### Collection entries
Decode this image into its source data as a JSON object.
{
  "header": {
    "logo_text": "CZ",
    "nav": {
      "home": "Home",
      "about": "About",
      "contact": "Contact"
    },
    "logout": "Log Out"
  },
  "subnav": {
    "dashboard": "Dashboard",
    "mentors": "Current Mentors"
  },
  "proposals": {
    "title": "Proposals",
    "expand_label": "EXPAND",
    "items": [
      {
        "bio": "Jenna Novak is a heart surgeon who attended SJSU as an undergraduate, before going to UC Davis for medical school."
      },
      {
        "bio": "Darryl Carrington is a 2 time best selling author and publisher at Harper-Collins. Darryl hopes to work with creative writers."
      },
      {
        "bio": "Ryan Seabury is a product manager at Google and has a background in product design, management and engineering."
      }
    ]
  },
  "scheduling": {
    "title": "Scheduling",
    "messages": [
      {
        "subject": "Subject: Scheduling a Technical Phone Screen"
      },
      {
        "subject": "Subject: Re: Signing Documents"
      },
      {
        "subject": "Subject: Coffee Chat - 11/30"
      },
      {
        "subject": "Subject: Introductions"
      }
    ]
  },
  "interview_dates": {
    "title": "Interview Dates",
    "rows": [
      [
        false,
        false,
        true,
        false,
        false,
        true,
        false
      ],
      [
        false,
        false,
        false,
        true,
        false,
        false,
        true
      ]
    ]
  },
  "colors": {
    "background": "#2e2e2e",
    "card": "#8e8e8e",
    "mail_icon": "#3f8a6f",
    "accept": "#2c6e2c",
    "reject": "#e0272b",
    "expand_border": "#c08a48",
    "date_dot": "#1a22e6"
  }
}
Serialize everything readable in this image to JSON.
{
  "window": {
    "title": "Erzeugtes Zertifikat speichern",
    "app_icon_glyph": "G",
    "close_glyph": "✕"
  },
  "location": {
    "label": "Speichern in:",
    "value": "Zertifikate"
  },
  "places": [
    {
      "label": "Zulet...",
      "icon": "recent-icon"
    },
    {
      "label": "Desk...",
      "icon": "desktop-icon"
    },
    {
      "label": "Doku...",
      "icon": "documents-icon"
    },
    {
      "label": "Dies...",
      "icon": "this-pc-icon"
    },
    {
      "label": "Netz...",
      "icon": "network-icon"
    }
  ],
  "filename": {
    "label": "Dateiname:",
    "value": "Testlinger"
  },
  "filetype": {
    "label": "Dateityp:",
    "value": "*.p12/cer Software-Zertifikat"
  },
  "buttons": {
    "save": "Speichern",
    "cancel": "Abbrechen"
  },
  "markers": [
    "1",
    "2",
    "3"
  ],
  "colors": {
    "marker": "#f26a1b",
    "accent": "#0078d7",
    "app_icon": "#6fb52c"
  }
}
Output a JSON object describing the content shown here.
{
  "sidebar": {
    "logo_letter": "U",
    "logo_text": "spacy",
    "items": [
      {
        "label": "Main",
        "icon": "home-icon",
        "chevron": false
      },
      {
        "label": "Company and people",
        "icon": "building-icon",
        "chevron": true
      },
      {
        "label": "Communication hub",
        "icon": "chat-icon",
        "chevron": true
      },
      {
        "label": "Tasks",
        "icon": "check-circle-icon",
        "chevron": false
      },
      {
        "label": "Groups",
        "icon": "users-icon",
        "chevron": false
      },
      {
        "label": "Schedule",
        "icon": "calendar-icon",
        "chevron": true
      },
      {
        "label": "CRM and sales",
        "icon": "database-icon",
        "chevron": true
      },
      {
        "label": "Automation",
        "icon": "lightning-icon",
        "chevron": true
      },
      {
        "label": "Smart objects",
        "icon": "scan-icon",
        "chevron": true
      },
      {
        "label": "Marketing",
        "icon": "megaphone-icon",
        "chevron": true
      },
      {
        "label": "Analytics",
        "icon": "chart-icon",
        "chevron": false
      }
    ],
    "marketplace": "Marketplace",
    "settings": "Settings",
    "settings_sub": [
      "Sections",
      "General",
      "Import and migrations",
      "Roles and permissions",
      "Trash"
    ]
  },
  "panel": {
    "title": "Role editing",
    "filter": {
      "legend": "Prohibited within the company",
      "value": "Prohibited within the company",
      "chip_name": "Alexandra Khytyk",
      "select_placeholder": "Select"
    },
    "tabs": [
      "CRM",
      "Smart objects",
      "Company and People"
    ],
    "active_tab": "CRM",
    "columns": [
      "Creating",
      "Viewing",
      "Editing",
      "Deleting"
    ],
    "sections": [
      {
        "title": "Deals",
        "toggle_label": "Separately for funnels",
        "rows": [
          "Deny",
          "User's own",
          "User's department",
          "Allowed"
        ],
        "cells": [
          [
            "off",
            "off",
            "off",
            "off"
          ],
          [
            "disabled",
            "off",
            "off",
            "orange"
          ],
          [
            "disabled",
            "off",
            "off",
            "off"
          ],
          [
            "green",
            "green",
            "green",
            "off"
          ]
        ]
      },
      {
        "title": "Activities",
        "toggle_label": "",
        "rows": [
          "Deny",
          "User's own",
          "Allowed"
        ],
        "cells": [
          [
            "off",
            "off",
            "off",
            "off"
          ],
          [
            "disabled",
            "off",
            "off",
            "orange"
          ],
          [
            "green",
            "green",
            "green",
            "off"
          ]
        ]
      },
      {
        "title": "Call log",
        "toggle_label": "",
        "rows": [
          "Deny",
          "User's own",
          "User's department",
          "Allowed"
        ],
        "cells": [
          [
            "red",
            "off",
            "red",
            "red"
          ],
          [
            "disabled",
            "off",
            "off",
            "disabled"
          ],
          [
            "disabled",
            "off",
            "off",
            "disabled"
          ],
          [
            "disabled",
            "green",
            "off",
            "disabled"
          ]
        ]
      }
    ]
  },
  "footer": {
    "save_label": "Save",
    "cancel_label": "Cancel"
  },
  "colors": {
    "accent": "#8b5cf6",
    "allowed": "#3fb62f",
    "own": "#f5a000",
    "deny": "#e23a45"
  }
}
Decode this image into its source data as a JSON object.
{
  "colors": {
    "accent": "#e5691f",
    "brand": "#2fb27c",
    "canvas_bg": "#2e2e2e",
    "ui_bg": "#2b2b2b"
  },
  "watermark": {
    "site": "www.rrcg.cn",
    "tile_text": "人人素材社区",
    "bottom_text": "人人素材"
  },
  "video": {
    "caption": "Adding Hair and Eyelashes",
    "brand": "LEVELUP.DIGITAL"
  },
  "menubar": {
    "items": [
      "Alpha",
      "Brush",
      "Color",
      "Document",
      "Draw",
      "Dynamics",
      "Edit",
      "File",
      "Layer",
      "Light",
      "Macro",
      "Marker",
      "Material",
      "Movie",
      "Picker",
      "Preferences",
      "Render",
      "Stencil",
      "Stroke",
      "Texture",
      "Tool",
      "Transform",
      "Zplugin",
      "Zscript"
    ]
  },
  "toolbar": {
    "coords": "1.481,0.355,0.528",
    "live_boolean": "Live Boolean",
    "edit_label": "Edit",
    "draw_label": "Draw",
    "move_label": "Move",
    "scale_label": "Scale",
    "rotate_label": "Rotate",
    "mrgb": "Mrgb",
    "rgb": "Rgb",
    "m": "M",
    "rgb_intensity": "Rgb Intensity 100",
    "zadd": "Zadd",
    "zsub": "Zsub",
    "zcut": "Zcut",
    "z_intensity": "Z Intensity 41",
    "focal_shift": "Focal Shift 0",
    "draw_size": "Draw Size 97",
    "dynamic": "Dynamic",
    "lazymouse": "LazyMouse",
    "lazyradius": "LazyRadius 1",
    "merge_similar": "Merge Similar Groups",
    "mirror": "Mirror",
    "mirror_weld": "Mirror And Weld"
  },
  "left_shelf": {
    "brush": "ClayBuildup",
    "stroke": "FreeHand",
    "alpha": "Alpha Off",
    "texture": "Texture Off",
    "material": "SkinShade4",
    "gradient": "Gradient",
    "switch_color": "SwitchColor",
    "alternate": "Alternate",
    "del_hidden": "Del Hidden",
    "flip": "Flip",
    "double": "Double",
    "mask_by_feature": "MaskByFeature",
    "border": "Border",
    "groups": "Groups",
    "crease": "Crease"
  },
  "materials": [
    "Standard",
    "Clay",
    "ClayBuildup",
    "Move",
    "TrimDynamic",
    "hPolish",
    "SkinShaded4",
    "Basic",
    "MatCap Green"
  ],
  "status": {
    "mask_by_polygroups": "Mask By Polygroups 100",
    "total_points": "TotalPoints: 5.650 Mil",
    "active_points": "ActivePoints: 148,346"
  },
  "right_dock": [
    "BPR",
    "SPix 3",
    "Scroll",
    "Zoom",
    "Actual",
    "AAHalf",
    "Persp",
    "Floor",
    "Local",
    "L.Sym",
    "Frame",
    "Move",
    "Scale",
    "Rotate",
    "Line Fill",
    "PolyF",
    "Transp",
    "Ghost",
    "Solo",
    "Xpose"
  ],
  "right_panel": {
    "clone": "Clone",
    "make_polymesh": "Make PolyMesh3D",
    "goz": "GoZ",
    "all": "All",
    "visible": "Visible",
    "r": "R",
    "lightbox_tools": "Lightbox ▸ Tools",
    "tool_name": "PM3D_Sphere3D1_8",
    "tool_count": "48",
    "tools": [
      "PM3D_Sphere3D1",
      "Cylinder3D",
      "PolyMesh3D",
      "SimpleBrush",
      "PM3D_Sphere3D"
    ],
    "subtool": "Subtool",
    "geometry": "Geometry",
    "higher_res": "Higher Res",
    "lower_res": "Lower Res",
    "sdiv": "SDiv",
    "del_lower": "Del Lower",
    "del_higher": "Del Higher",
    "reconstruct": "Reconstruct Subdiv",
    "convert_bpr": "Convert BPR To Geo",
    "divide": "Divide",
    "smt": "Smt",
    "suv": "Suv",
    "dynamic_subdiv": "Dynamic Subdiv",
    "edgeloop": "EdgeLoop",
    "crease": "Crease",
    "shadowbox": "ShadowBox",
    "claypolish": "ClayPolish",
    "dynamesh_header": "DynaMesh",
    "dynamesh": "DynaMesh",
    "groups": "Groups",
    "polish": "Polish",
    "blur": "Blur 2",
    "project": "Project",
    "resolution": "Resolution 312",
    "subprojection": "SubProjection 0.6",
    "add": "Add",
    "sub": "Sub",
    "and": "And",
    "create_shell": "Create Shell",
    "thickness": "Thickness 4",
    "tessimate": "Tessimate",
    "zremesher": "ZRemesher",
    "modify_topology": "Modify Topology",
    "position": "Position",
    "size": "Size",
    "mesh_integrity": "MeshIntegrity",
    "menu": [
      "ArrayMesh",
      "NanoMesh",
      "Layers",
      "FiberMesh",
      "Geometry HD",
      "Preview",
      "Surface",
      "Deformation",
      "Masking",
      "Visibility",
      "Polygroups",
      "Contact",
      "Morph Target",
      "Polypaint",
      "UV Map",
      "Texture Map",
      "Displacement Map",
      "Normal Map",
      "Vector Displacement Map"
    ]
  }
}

### Problem to solve
Look over the listing. Pull out every line with the string "value" in it.

### Final answer
    "value": "Zertifikate"
    "value": "Testlinger"
    "value": "*.p12/cer Software-Zertifikat"
      "value": "Prohibited within the company",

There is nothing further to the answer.